>> begin Given data

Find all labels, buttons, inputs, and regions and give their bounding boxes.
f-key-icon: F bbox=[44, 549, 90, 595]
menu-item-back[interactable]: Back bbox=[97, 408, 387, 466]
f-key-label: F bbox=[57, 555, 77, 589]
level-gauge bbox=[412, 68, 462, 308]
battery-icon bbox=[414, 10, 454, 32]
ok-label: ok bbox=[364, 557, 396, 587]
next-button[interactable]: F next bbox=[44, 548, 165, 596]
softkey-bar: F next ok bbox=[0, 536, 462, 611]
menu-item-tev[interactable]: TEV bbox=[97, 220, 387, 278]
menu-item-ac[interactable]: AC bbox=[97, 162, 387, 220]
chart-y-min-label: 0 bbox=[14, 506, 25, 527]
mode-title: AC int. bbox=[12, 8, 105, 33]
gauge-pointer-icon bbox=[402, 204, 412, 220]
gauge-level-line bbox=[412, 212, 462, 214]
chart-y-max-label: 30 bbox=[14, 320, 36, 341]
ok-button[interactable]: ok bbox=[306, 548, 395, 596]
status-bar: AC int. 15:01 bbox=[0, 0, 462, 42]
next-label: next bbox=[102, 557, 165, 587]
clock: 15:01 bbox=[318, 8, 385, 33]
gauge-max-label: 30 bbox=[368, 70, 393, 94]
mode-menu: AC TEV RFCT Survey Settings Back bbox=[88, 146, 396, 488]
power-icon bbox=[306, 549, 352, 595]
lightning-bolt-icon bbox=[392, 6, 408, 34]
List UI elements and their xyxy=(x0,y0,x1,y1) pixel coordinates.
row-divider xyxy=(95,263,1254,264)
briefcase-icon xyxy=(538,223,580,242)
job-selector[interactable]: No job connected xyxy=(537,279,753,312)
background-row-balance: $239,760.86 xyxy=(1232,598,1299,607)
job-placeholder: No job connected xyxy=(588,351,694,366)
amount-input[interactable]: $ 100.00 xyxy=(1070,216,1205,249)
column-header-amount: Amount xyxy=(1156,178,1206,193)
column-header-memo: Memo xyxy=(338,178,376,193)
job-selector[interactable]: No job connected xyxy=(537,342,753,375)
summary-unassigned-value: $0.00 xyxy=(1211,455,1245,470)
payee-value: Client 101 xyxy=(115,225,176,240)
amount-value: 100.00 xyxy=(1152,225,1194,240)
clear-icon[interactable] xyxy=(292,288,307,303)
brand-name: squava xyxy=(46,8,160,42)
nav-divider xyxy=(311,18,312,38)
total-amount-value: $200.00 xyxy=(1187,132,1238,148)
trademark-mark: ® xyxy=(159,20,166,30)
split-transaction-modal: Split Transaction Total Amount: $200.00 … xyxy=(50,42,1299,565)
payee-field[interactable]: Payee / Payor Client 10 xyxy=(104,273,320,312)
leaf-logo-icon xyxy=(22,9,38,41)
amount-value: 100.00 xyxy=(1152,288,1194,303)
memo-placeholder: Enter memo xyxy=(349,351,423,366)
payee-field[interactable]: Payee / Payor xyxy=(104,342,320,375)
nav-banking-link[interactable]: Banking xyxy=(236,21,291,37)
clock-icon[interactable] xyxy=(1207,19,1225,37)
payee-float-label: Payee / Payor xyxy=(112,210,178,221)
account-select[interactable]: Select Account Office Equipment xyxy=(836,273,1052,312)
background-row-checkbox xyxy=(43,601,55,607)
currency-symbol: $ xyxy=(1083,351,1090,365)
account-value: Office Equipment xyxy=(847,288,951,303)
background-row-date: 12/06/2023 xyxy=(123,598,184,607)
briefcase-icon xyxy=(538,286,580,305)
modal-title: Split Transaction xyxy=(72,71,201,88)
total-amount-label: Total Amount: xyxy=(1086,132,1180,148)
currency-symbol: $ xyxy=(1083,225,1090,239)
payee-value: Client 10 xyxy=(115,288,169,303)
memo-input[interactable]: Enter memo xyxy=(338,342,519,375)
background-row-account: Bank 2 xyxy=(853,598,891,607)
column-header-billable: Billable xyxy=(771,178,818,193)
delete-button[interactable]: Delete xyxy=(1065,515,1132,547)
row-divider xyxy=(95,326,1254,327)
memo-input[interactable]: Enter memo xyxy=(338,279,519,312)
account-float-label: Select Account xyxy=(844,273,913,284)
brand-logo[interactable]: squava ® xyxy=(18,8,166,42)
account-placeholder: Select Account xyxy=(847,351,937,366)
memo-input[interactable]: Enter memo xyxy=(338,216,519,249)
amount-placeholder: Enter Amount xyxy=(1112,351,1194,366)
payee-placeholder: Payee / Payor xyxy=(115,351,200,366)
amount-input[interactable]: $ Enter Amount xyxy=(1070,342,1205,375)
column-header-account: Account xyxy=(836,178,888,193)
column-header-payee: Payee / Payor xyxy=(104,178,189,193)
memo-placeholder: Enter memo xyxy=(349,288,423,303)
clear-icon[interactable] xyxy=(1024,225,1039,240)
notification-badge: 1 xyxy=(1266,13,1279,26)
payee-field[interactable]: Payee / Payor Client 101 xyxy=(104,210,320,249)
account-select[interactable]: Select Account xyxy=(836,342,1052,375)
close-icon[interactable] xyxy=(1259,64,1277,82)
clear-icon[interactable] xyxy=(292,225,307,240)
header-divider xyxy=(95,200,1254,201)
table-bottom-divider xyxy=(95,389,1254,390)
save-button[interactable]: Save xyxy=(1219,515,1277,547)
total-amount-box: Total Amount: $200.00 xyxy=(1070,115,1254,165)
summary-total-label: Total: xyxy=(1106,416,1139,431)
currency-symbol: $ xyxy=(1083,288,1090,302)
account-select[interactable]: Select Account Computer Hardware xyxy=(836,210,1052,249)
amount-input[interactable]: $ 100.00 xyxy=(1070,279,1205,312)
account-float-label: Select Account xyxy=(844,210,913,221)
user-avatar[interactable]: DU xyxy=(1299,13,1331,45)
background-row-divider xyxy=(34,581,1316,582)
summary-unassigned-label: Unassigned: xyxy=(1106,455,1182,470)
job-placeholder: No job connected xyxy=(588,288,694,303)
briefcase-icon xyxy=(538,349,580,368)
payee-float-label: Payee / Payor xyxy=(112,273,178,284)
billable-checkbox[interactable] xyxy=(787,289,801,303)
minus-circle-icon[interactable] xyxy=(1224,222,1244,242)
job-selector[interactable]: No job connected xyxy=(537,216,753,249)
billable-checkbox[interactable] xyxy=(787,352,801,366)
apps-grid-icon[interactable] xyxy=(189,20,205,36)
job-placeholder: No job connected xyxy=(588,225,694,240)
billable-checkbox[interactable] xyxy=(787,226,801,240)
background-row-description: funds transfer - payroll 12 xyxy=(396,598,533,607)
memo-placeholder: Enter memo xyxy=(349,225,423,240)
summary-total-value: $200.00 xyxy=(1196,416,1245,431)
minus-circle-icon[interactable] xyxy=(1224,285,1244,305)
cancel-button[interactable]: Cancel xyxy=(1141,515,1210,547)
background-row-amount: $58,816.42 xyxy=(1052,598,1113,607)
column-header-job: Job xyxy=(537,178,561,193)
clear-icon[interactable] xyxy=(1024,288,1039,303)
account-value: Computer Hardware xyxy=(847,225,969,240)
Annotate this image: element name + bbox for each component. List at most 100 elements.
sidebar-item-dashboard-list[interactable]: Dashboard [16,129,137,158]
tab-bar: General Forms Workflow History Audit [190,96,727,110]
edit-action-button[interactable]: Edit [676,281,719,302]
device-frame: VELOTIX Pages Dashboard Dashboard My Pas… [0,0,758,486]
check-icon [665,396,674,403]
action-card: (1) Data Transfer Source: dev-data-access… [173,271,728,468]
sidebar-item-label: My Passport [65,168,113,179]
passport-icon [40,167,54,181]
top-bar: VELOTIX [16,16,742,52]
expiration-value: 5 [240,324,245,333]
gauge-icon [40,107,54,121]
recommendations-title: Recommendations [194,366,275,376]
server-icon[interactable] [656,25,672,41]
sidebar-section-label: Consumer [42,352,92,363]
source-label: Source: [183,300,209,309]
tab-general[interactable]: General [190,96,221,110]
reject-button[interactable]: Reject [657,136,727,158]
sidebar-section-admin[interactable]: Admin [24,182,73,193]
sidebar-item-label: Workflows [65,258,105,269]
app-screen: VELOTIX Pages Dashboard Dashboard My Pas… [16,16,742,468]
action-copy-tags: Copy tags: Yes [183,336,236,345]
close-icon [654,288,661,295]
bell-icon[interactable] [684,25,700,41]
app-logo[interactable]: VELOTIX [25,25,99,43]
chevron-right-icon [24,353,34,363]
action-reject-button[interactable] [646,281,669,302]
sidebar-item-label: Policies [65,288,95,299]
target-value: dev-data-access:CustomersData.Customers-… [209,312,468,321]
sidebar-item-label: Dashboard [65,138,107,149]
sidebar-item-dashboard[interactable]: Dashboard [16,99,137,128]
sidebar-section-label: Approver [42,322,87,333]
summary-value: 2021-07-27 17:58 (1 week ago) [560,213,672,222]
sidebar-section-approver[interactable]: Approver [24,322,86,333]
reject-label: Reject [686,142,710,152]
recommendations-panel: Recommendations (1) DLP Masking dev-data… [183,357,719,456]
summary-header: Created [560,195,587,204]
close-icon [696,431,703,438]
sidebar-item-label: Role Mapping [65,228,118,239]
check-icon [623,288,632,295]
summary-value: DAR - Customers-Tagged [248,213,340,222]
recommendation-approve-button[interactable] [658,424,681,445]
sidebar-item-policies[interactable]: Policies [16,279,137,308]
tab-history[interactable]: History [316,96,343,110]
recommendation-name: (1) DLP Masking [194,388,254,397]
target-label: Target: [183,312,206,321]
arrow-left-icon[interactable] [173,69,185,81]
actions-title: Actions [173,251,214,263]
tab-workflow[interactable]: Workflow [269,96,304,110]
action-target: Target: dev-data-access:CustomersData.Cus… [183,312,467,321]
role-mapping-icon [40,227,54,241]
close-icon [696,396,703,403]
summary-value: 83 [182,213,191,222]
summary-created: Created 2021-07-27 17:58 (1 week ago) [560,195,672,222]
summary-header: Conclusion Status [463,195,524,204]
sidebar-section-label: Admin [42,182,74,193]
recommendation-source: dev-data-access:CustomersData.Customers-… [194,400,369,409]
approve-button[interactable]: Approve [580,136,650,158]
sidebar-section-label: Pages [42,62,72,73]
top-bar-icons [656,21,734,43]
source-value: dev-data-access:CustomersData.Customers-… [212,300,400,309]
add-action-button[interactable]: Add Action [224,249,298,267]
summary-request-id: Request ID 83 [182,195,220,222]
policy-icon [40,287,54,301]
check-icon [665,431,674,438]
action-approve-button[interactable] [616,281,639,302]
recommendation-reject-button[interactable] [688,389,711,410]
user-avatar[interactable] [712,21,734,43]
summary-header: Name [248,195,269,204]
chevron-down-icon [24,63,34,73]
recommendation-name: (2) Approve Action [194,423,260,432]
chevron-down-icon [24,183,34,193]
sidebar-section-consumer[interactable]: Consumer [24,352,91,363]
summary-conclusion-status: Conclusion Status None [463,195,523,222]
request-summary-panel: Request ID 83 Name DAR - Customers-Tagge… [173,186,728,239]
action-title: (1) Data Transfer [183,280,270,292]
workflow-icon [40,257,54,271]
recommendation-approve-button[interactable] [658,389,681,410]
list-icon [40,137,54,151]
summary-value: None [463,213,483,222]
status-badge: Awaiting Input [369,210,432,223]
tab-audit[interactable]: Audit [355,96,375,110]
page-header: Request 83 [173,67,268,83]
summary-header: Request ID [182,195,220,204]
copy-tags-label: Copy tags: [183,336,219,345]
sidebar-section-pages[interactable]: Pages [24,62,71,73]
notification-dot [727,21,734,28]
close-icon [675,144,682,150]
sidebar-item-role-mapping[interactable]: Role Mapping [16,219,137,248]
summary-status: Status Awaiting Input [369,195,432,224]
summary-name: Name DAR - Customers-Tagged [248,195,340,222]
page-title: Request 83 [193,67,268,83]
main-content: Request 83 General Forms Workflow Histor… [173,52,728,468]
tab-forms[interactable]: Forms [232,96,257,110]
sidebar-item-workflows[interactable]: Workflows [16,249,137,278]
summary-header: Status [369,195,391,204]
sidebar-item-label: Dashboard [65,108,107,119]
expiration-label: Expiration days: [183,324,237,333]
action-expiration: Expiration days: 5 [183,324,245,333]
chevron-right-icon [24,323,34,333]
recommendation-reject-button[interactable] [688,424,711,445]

>> end Given data

Given exercise: Rewrite the data from its first line through the line containing "lightning-bolt-icon bbox=[392, 6, 408, 34]", changing "status-bar" to "top-bar" and keeping everything else the same.

Result of this exercise:
Find all labels, buttons, inputs, and regions and give their bounding boxes.
f-key-icon: F bbox=[44, 549, 90, 595]
menu-item-back[interactable]: Back bbox=[97, 408, 387, 466]
f-key-label: F bbox=[57, 555, 77, 589]
level-gauge bbox=[412, 68, 462, 308]
battery-icon bbox=[414, 10, 454, 32]
ok-label: ok bbox=[364, 557, 396, 587]
next-button[interactable]: F next bbox=[44, 548, 165, 596]
softkey-bar: F next ok bbox=[0, 536, 462, 611]
menu-item-tev[interactable]: TEV bbox=[97, 220, 387, 278]
menu-item-ac[interactable]: AC bbox=[97, 162, 387, 220]
chart-y-min-label: 0 bbox=[14, 506, 25, 527]
mode-title: AC int. bbox=[12, 8, 105, 33]
gauge-pointer-icon bbox=[402, 204, 412, 220]
gauge-level-line bbox=[412, 212, 462, 214]
chart-y-max-label: 30 bbox=[14, 320, 36, 341]
ok-button[interactable]: ok bbox=[306, 548, 395, 596]
top-bar: AC int. 15:01 bbox=[0, 0, 462, 42]
next-label: next bbox=[102, 557, 165, 587]
clock: 15:01 bbox=[318, 8, 385, 33]
gauge-max-label: 30 bbox=[368, 70, 393, 94]
mode-menu: AC TEV RFCT Survey Settings Back bbox=[88, 146, 396, 488]
power-icon bbox=[306, 549, 352, 595]
lightning-bolt-icon bbox=[392, 6, 408, 34]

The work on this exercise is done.